Stored records:
┌──
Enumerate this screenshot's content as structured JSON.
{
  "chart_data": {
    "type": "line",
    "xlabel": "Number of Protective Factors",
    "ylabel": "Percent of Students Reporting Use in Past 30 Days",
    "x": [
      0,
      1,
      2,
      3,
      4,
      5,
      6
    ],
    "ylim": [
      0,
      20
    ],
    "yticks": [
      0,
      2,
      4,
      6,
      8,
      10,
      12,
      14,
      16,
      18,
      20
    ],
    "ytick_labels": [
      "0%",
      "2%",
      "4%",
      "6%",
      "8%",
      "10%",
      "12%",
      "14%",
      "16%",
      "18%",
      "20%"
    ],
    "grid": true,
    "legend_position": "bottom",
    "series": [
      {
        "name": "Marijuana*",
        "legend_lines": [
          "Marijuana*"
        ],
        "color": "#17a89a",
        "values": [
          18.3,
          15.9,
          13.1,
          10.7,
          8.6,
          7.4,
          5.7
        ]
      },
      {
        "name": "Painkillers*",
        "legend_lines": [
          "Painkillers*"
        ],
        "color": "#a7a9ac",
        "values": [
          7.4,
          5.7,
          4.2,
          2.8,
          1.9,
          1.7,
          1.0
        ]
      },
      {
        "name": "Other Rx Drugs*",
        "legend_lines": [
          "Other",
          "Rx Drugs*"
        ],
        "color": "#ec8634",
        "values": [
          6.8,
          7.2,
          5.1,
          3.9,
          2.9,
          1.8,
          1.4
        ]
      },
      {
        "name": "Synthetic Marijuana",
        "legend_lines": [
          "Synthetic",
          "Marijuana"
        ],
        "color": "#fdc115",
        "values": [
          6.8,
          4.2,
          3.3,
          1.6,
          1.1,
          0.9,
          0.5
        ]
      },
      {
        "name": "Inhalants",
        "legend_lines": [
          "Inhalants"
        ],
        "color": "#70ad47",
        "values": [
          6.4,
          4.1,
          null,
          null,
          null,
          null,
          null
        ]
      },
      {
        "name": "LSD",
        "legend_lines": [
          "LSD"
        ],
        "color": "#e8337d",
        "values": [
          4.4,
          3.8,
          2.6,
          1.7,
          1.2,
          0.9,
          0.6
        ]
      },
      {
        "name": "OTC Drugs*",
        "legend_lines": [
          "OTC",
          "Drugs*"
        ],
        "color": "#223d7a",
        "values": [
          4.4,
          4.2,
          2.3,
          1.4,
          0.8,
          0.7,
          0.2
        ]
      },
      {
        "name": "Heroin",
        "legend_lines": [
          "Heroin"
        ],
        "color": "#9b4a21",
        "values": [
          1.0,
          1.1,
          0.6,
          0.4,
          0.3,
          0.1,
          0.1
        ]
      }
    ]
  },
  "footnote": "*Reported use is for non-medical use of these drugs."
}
└──
Write the listing out again, exactly as it reads.

ANSWER TO THE TASK:
Enumerate this screenshot's content as structured JSON.
{
  "chart_data": {
    "type": "line",
    "xlabel": "Number of Protective Factors",
    "ylabel": "Percent of Students Reporting Use in Past 30 Days",
    "x": [
      0,
      1,
      2,
      3,
      4,
      5,
      6
    ],
    "ylim": [
      0,
      20
    ],
    "yticks": [
      0,
      2,
      4,
      6,
      8,
      10,
      12,
      14,
      16,
      18,
      20
    ],
    "ytick_labels": [
      "0%",
      "2%",
      "4%",
      "6%",
      "8%",
      "10%",
      "12%",
      "14%",
      "16%",
      "18%",
      "20%"
    ],
    "grid": true,
    "legend_position": "bottom",
    "series": [
      {
        "name": "Marijuana*",
        "legend_lines": [
          "Marijuana*"
        ],
        "color": "#17a89a",
        "values": [
          18.3,
          15.9,
          13.1,
          10.7,
          8.6,
          7.4,
          5.7
        ]
      },
      {
        "name": "Painkillers*",
        "legend_lines": [
          "Painkillers*"
        ],
        "color": "#a7a9ac",
        "values": [
          7.4,
          5.7,
          4.2,
          2.8,
          1.9,
          1.7,
          1.0
        ]
      },
      {
        "name": "Other Rx Drugs*",
        "legend_lines": [
          "Other",
          "Rx Drugs*"
        ],
        "color": "#ec8634",
        "values": [
          6.8,
          7.2,
          5.1,
          3.9,
          2.9,
          1.8,
          1.4
        ]
      },
      {
        "name": "Synthetic Marijuana",
        "legend_lines": [
          "Synthetic",
          "Marijuana"
        ],
        "color": "#fdc115",
        "values": [
          6.8,
          4.2,
          3.3,
          1.6,
          1.1,
          0.9,
          0.5
        ]
      },
      {
        "name": "Inhalants",
        "legend_lines": [
          "Inhalants"
        ],
        "color": "#70ad47",
        "values": [
          6.4,
          4.1,
          null,
          null,
          null,
          null,
          null
        ]
      },
      {
        "name": "LSD",
        "legend_lines": [
          "LSD"
        ],
        "color": "#e8337d",
        "values": [
          4.4,
          3.8,
          2.6,
          1.7,
          1.2,
          0.9,
          0.6
        ]
      },
      {
        "name": "OTC Drugs*",
        "legend_lines": [
          "OTC",
          "Drugs*"
        ],
        "color": "#223d7a",
        "values": [
          4.4,
          4.2,
          2.3,
          1.4,
          0.8,
          0.7,
          0.2
        ]
      },
      {
        "name": "Heroin",
        "legend_lines": [
          "Heroin"
        ],
        "color": "#9b4a21",
        "values": [
          1.0,
          1.1,
          0.6,
          0.4,
          0.3,
          0.1,
          0.1
        ]
      }
    ]
  },
  "footnote": "*Reported use is for non-medical use of these drugs."
}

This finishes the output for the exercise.